- _Exercise details_: Turn the lines of this listing into a numbered list, leaving out blank lines and any pictures.
··· Given records ···
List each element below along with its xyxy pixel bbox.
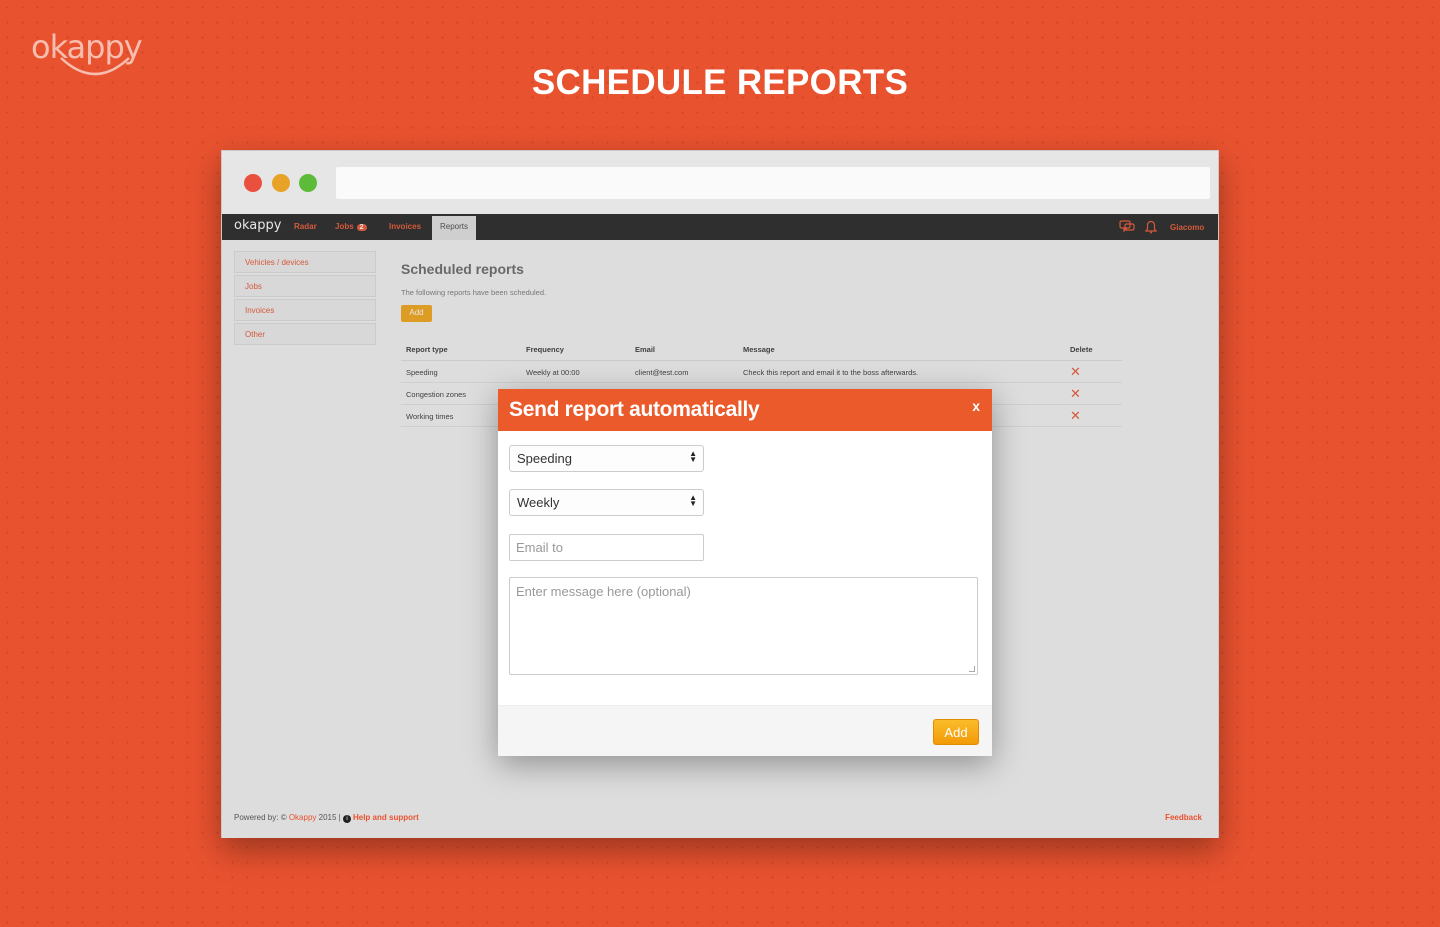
resize-handle[interactable] [969, 666, 975, 672]
maximize-window-button[interactable] [299, 174, 317, 192]
message-textarea[interactable]: Enter message here (optional) [509, 577, 978, 675]
modal-title: Send report automatically [509, 398, 760, 421]
select-arrows-icon: ▲ ▼ [689, 493, 697, 508]
hero-title: SCHEDULE REPORTS [531, 63, 909, 102]
modal-header: Send report automatically x [498, 389, 992, 431]
help-and-support-link[interactable]: Help and support [353, 813, 419, 822]
message-placeholder: Enter message here (optional) [516, 584, 691, 599]
app-footer: Powered by: © Okappy 2015 | i Help and su… [234, 813, 1202, 823]
footer-powered-prefix: Powered by: © [234, 813, 287, 822]
email-to-input[interactable]: Email to [509, 534, 704, 561]
frequency-value: Weekly [517, 495, 560, 510]
feedback-link[interactable]: Feedback [1165, 813, 1202, 822]
minimize-window-button[interactable] [272, 174, 290, 192]
footer-okappy-link[interactable]: Okappy [289, 813, 317, 822]
modal-footer: Add [498, 705, 992, 756]
report-type-value: Speeding [517, 451, 572, 466]
brand-logo: okappy [31, 28, 143, 76]
select-arrows-icon: ▲ ▼ [689, 449, 697, 464]
browser-chrome [222, 151, 1218, 214]
address-bar[interactable] [336, 167, 1210, 199]
report-type-select[interactable]: Speeding ▲ ▼ [509, 445, 704, 472]
footer-powered-suffix: 2015 | [318, 813, 341, 822]
close-window-button[interactable] [244, 174, 262, 192]
info-icon: i [342, 815, 351, 823]
send-report-modal: Send report automatically x Speeding ▲ ▼ … [498, 389, 992, 756]
modal-close-button[interactable]: x [972, 398, 980, 414]
modal-add-button[interactable]: Add [933, 719, 979, 745]
frequency-select[interactable]: Weekly ▲ ▼ [509, 489, 704, 516]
···
- _Task result_:
1. List each element below along with its xyxy pixel bbox.
2. resize-handle[interactable] [969, 666, 975, 672]
3. maximize-window-button[interactable] [299, 174, 317, 192]
4. message-textarea[interactable]: Enter message here (optional) [509, 577, 978, 675]
5. modal-title: Send report automatically [509, 398, 760, 421]
6. select-arrows-icon: ▲ ▼ [689, 493, 697, 508]
7. hero-title: SCHEDULE REPORTS [531, 63, 909, 102]
8. modal-header: Send report automatically x [498, 389, 992, 431]
9. help-and-support-link[interactable]: Help and support [353, 813, 419, 822]
10. message-placeholder: Enter message here (optional) [516, 584, 691, 599]
11. app-footer: Powered by: © Okappy 2015 | i Help and su… [234, 813, 1202, 823]
12. footer-powered-prefix: Powered by: © [234, 813, 287, 822]
13. email-to-input[interactable]: Email to [509, 534, 704, 561]
14. frequency-value: Weekly [517, 495, 560, 510]
15. feedback-link[interactable]: Feedback [1165, 813, 1202, 822]
16. minimize-window-button[interactable] [272, 174, 290, 192]
17. footer-okappy-link[interactable]: Okappy [289, 813, 317, 822]
18. modal-footer: Add [498, 705, 992, 756]
19. report-type-value: Speeding [517, 451, 572, 466]
20. brand-logo: okappy [31, 28, 143, 76]
21. select-arrows-icon: ▲ ▼ [689, 449, 697, 464]
22. browser-chrome [222, 151, 1218, 214]
23. address-bar[interactable] [336, 167, 1210, 199]
24. report-type-select[interactable]: Speeding ▲ ▼ [509, 445, 704, 472]
25. footer-powered-suffix: 2015 | [318, 813, 341, 822]
26. close-window-button[interactable] [244, 174, 262, 192]
27. info-icon: i [342, 815, 351, 823]
28. send-report-modal: Send report automatically x Speeding ▲ ▼ … [498, 389, 992, 756]
29. modal-close-button[interactable]: x [972, 398, 980, 414]
30. modal-add-button[interactable]: Add [933, 719, 979, 745]
31. frequency-select[interactable]: Weekly ▲ ▼ [509, 489, 704, 516]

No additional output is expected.